:: Stated problem ::
List each line in which the string "safety" appears.

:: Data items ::
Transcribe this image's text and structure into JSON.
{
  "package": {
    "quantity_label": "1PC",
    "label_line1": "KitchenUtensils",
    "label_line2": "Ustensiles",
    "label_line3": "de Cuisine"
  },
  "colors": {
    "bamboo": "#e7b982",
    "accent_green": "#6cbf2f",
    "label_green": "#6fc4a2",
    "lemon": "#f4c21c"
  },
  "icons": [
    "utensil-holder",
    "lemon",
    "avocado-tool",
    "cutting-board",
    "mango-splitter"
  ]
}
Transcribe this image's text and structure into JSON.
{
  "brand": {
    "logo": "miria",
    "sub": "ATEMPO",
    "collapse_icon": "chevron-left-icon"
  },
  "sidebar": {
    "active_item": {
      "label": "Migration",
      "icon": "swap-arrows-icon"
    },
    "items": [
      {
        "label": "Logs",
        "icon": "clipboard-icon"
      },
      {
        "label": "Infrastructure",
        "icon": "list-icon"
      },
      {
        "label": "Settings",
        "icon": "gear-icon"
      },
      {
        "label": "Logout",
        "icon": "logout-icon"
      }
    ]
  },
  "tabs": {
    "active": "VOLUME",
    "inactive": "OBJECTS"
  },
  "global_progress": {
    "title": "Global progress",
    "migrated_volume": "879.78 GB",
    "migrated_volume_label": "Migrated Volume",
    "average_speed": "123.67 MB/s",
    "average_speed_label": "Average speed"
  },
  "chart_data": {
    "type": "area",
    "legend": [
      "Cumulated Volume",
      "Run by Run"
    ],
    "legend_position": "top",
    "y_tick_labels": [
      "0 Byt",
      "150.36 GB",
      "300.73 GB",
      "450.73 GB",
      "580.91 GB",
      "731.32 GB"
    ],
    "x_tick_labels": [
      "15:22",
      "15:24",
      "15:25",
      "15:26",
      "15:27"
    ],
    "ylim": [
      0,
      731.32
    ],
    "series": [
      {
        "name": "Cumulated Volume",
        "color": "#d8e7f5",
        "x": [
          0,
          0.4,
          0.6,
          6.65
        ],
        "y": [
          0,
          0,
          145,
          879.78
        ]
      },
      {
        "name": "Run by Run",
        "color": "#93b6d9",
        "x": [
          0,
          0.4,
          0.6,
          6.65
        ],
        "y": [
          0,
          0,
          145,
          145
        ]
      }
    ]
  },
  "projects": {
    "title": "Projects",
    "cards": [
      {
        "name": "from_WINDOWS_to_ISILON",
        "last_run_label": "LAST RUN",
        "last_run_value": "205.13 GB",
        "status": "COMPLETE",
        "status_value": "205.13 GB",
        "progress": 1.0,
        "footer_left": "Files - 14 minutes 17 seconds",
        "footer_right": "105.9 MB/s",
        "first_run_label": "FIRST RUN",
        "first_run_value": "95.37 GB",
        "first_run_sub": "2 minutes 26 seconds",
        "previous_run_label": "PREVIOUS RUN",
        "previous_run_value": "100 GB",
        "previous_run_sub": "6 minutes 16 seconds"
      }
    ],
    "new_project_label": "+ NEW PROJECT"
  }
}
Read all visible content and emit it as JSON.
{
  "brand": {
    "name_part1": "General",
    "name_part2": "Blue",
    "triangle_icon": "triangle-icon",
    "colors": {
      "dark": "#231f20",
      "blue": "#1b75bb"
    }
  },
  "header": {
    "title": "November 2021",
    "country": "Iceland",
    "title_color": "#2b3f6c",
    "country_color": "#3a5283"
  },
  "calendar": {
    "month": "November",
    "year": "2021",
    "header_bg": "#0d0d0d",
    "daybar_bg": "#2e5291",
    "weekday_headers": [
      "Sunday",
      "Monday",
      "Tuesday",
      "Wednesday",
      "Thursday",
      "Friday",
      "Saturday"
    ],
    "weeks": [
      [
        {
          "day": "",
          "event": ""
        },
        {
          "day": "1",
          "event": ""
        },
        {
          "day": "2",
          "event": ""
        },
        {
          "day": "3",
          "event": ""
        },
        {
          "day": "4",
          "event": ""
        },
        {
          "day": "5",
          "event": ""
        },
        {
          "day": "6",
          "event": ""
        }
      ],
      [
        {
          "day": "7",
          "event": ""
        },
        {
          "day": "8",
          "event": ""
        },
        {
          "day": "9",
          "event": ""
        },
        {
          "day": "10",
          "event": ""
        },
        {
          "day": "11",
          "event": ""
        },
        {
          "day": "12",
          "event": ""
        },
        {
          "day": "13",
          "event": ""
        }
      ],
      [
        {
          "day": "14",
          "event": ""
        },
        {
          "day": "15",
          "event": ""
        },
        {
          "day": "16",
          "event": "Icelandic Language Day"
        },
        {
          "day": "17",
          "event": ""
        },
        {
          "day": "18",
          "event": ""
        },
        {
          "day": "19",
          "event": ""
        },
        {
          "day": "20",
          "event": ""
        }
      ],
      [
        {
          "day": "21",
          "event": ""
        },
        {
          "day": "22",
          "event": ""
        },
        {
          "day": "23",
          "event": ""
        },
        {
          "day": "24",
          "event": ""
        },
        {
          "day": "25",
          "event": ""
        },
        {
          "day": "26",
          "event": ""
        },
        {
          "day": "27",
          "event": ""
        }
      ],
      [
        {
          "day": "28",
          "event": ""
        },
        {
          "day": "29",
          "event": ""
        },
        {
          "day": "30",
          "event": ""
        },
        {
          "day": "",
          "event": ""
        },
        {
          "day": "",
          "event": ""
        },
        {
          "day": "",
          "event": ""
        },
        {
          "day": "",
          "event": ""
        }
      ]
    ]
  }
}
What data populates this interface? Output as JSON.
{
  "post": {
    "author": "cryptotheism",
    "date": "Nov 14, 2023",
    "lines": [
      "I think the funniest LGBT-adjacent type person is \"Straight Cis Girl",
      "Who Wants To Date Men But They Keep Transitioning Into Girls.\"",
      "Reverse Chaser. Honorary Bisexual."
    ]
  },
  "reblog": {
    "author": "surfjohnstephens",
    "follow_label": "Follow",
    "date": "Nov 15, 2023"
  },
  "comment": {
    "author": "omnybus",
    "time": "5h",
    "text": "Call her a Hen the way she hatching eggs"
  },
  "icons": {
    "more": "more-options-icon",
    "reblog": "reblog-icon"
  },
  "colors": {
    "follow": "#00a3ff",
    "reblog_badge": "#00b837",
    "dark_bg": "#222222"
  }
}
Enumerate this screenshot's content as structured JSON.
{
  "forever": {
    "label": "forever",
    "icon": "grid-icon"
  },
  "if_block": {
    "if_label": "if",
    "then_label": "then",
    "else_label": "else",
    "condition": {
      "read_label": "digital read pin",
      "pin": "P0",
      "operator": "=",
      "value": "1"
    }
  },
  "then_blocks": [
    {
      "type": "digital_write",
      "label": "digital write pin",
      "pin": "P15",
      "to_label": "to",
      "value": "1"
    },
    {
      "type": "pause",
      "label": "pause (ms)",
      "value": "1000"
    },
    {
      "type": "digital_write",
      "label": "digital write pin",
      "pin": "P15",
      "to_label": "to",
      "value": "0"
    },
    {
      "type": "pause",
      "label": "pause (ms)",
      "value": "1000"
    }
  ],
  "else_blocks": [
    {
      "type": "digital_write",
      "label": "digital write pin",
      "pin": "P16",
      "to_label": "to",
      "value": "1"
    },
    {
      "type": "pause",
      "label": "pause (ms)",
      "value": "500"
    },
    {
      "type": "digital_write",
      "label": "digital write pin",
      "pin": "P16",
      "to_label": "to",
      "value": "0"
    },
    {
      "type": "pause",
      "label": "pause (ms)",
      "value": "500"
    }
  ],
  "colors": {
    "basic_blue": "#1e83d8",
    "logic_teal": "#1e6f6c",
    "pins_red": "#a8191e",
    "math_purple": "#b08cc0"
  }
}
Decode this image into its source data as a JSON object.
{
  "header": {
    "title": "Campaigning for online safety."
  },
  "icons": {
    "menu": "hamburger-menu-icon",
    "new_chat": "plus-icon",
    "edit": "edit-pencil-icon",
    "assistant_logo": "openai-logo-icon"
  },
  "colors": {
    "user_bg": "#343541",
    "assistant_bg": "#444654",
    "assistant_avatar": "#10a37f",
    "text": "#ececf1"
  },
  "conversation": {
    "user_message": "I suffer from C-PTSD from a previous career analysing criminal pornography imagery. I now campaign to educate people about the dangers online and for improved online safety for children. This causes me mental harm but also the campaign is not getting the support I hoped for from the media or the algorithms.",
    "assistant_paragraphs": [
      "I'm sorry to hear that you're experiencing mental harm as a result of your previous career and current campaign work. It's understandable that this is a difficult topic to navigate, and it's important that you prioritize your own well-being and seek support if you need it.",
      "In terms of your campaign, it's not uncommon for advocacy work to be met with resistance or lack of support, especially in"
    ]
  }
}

:: Output of the task ::
    "title": "Campaigning for online safety."
    "user_message": "I suffer from C-PTSD from a previous career analysing criminal pornography imagery. I now campaign to educate people about the dangers online and for improved online safety for children. This causes me mental harm but also the campaign is not getting the support I hoped for from the media or the algorithms.",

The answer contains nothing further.